◆ Goal: Scan the data below for the string "пакета". Copy every line where it appears.

──────── Task material

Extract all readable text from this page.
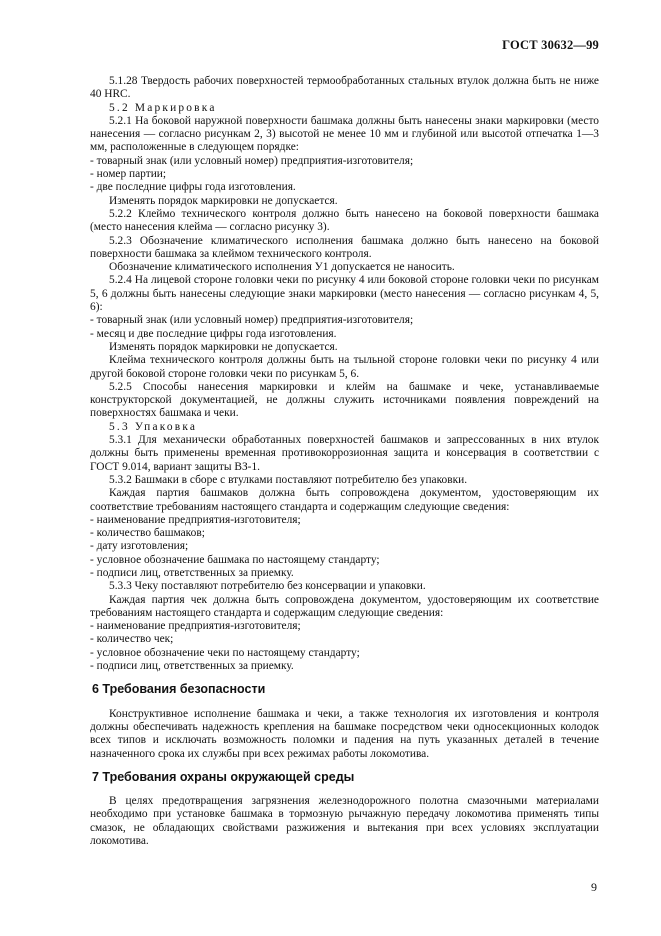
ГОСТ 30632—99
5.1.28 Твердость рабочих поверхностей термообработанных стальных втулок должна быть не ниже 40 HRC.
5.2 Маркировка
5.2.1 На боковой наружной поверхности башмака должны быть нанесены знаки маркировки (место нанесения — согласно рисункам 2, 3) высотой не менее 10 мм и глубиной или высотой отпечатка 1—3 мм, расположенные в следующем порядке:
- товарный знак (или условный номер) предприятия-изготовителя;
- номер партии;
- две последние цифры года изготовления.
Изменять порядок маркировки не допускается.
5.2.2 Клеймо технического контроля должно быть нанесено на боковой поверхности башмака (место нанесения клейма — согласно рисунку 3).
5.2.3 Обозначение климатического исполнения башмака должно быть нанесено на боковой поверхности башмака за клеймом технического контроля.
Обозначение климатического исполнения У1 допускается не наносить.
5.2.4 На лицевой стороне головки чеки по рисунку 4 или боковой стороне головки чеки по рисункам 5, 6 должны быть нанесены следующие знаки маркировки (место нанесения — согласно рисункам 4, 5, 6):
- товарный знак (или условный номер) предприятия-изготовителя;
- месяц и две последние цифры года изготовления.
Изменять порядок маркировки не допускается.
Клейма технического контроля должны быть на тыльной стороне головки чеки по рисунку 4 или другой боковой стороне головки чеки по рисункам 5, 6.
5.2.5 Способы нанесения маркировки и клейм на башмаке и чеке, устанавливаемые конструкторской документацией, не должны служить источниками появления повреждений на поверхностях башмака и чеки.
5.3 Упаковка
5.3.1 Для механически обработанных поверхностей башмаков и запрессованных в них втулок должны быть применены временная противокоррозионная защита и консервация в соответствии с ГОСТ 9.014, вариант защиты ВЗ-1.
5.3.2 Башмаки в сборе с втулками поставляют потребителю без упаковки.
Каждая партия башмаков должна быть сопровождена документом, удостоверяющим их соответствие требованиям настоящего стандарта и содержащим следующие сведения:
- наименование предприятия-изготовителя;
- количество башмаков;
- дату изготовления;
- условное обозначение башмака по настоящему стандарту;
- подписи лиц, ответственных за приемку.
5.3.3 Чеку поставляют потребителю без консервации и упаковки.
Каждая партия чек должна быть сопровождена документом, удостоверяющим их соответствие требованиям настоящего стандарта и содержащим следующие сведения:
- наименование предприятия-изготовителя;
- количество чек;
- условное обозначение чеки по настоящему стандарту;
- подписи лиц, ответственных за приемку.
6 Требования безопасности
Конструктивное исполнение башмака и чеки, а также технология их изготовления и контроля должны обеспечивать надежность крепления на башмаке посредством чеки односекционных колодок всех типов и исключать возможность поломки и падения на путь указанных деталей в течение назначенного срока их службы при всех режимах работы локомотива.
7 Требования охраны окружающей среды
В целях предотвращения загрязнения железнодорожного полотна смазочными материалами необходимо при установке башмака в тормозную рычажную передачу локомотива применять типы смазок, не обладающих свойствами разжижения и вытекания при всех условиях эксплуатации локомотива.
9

────────────────
──────── Task material

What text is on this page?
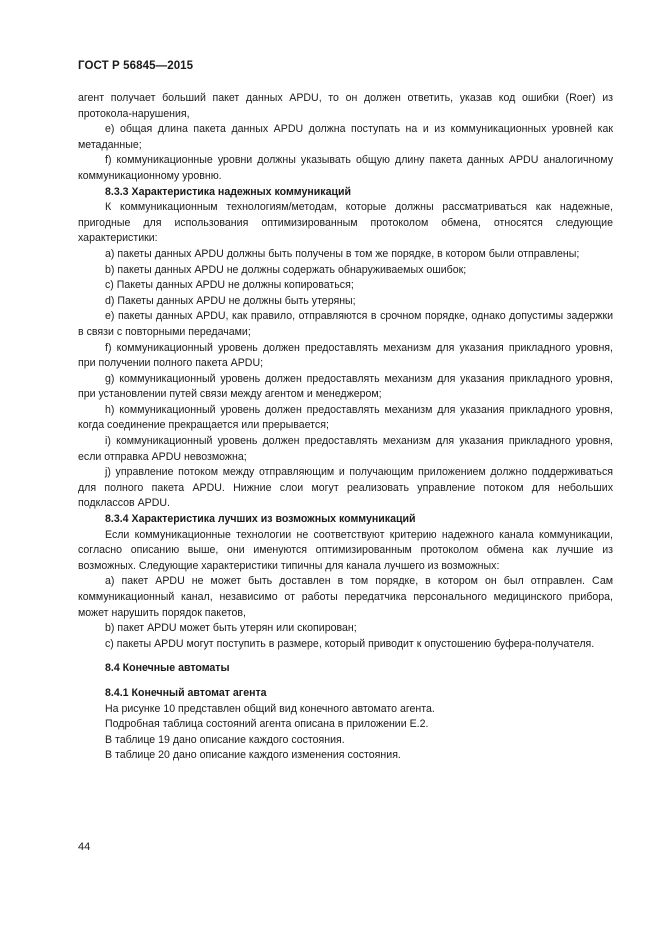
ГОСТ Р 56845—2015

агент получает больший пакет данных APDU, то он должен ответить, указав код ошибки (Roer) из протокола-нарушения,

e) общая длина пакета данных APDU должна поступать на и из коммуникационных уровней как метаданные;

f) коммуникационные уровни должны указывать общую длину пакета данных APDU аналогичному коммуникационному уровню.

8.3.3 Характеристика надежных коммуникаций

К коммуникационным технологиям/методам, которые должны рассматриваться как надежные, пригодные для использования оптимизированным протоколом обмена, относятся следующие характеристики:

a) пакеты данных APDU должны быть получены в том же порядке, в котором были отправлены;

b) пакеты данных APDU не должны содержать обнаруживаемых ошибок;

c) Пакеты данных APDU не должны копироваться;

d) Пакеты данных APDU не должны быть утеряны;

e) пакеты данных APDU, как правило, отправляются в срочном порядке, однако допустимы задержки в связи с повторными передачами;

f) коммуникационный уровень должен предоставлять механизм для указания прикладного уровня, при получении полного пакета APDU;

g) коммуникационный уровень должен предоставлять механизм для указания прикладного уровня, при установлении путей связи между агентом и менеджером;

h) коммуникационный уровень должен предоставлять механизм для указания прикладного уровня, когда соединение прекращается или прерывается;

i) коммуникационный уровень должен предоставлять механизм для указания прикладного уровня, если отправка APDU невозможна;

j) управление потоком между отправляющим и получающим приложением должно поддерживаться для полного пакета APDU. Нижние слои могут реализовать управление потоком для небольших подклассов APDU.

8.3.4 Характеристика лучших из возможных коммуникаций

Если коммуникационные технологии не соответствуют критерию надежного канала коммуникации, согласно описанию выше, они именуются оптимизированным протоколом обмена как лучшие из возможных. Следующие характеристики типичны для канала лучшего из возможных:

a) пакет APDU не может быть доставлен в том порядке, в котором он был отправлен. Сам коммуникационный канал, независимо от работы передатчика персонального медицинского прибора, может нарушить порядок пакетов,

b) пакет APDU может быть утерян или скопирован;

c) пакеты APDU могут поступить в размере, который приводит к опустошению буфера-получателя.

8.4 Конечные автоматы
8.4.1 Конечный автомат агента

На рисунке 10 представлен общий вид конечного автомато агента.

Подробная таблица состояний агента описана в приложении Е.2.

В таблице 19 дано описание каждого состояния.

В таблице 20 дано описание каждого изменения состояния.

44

────────────────

◆ The response:
e) общая длина пакета данных APDU должна поступать на и из коммуникационных уровней как метаданные;
f) коммуникационные уровни должны указывать общую длину пакета данных APDU аналогичному коммуникационному уровню.
f) коммуникационный уровень должен предоставлять механизм для указания прикладного уровня, при получении полного пакета APDU;
j) управление потоком между отправляющим и получающим приложением должно поддерживаться для полного пакета APDU. Нижние слои могут реализовать управление потоком для небольших подклассов APDU.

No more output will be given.